- **Records supplied**
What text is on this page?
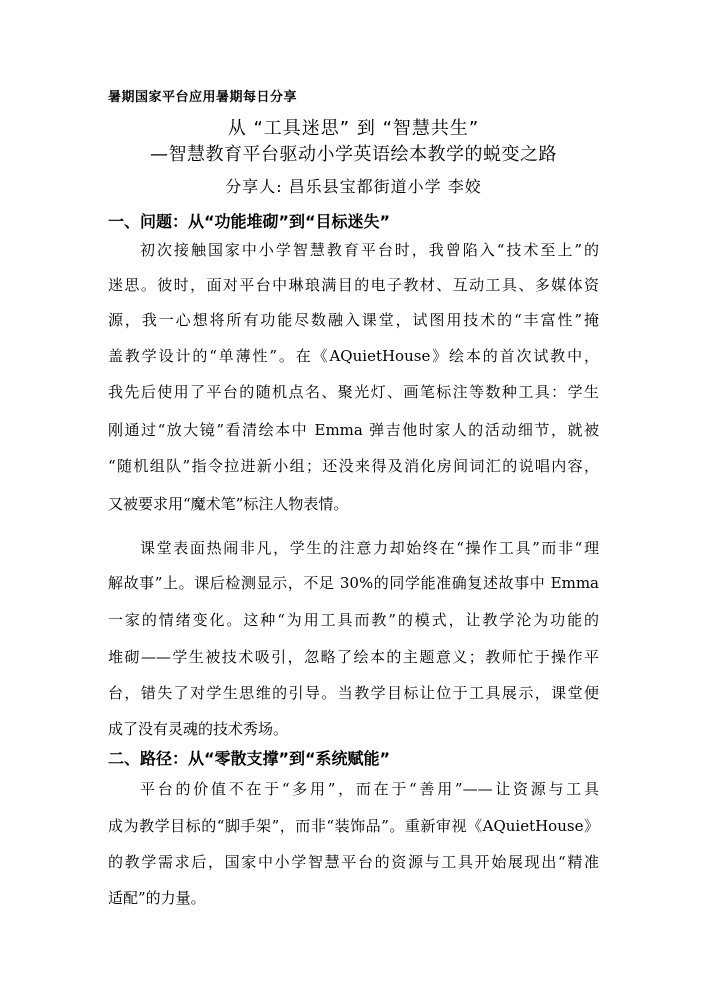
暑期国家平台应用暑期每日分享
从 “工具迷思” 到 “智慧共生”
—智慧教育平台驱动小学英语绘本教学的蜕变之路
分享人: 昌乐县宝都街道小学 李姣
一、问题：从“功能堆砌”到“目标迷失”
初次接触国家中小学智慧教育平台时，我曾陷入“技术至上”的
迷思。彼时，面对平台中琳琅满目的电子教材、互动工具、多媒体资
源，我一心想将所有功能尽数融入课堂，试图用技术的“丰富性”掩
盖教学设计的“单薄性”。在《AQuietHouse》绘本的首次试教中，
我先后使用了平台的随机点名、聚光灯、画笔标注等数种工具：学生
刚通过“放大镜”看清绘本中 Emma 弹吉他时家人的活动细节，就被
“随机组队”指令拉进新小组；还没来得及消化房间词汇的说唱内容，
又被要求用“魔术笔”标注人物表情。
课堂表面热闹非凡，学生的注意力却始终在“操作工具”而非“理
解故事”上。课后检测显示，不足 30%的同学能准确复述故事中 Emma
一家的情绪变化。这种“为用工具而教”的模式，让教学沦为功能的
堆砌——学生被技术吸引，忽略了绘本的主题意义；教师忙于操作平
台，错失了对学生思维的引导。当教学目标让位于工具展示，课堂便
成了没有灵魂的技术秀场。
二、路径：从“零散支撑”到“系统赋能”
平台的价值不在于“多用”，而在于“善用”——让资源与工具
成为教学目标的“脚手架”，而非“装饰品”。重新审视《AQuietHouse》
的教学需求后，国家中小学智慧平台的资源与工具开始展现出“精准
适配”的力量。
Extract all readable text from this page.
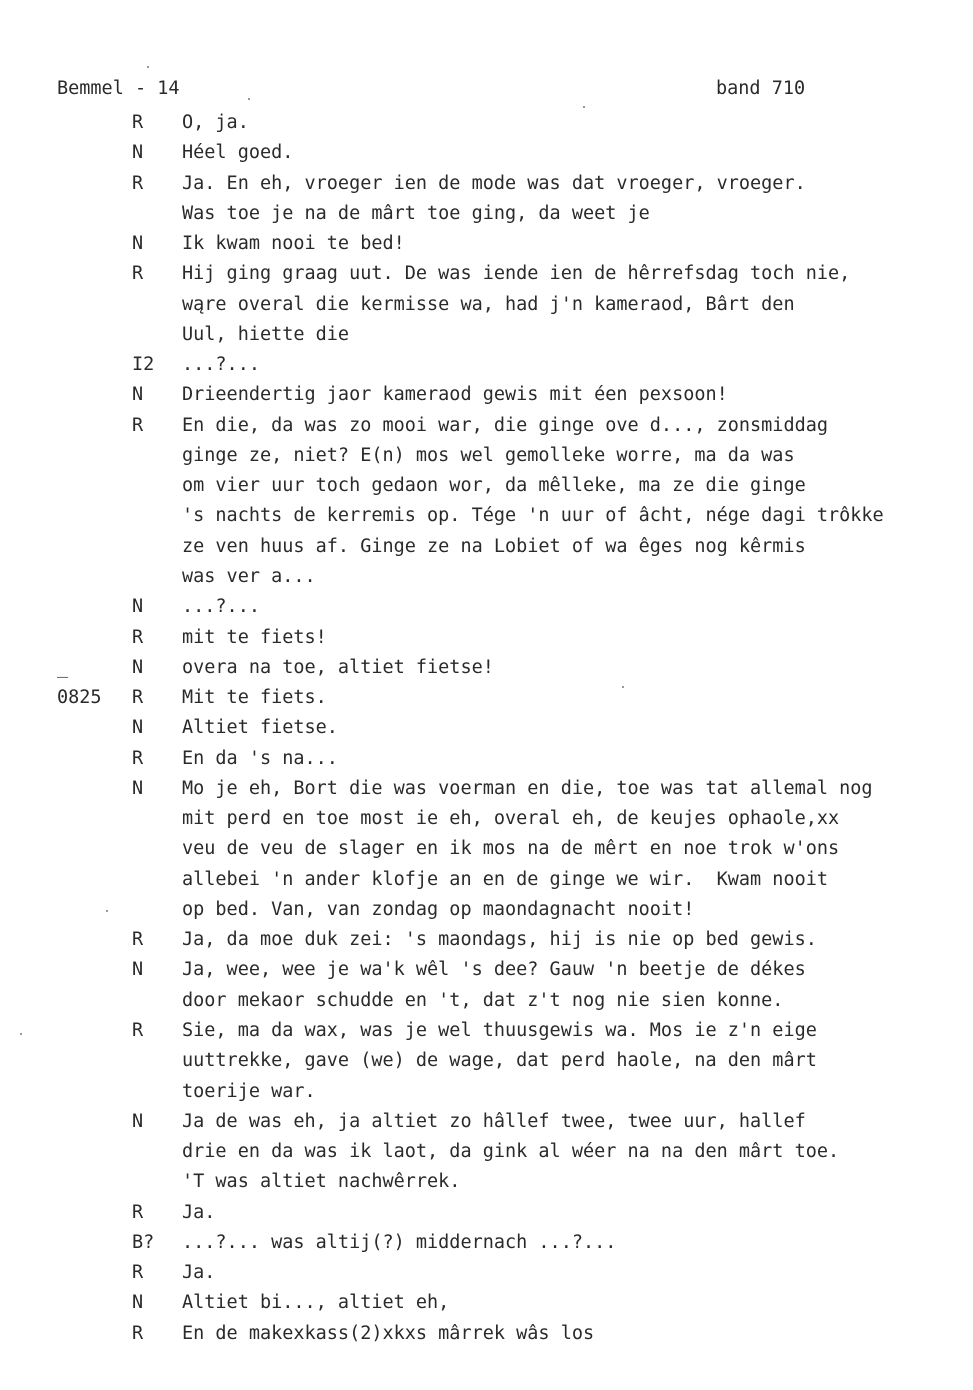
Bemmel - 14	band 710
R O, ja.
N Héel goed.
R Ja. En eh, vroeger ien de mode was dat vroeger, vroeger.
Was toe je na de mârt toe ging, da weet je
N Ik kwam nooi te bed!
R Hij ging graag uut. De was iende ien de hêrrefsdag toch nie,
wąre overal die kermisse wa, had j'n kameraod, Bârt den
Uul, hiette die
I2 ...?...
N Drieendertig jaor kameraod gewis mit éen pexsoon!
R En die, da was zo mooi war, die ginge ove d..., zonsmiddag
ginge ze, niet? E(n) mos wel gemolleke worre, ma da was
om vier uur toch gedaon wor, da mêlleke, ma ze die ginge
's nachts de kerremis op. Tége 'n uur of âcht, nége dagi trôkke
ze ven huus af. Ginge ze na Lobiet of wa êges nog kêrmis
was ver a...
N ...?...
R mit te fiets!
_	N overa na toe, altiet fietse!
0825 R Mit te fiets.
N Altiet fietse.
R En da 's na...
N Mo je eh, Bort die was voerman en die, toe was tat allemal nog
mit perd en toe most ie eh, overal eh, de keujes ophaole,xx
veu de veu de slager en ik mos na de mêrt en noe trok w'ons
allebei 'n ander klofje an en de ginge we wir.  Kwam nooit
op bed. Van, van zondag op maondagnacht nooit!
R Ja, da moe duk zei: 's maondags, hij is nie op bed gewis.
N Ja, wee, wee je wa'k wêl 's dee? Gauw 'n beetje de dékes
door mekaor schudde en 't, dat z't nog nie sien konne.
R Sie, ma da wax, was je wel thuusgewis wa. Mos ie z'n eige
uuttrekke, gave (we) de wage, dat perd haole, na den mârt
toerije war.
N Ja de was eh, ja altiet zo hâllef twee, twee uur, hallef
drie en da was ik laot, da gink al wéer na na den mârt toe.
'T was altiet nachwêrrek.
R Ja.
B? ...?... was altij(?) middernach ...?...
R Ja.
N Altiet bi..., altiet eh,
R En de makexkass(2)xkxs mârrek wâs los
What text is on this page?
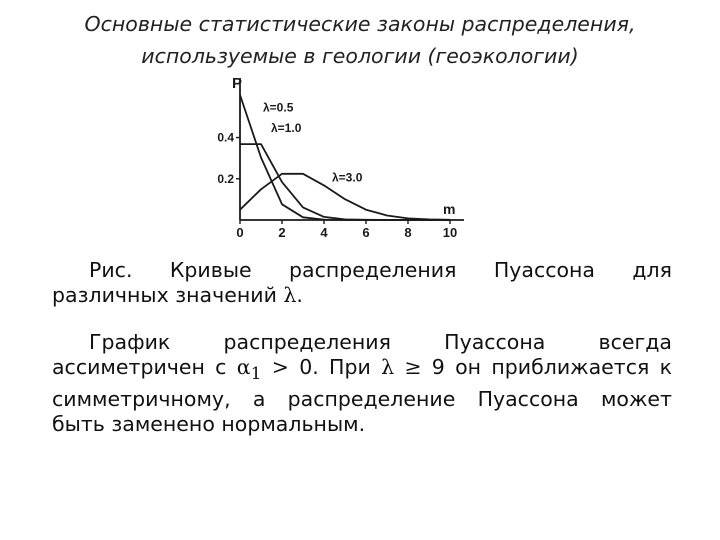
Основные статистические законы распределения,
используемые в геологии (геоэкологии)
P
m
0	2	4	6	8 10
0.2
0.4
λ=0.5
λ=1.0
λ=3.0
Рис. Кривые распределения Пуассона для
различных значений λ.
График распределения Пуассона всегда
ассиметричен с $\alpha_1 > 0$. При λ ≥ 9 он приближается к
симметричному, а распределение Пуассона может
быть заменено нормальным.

==

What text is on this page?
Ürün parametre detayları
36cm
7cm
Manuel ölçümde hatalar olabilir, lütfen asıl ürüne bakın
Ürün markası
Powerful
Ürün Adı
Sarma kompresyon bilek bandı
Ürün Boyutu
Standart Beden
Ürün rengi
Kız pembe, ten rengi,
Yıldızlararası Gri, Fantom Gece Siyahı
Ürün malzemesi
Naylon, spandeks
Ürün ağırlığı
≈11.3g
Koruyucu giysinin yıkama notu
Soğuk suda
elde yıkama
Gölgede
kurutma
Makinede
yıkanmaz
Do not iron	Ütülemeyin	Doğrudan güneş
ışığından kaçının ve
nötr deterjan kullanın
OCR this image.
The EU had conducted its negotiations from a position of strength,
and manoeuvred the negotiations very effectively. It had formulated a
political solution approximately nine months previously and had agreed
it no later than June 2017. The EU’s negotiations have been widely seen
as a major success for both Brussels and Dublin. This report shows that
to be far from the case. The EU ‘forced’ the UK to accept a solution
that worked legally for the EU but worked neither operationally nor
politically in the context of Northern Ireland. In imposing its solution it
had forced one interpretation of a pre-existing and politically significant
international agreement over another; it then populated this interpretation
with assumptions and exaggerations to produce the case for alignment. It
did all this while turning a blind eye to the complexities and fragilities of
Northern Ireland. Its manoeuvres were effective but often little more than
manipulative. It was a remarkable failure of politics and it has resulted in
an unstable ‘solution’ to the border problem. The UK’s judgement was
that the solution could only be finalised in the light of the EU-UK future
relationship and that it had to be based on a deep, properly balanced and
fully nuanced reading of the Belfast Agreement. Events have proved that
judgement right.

---

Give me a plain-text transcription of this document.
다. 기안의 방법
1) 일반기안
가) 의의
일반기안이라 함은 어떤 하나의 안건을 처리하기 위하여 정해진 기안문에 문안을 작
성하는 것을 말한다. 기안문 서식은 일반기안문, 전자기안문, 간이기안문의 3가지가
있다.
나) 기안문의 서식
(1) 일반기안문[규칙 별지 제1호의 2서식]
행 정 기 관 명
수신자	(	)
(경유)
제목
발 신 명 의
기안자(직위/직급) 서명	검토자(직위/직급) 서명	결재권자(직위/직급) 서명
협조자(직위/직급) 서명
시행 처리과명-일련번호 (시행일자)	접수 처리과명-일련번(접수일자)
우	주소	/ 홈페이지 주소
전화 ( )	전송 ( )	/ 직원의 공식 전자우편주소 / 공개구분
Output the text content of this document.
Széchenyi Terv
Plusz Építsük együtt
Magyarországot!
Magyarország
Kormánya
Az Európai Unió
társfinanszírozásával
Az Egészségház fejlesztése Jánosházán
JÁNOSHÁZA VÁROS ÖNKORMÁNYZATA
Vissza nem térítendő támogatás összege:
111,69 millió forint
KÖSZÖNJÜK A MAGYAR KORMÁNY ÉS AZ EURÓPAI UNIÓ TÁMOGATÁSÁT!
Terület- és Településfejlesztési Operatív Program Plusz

- **Challenge**
Filter the records above for lines containing the word "nooit", and copy those lines.

- **Solution**
allebei 'n ander klofje an en de ginge we wir.  Kwam nooit
op bed. Van, van zondag op maondagnacht nooit!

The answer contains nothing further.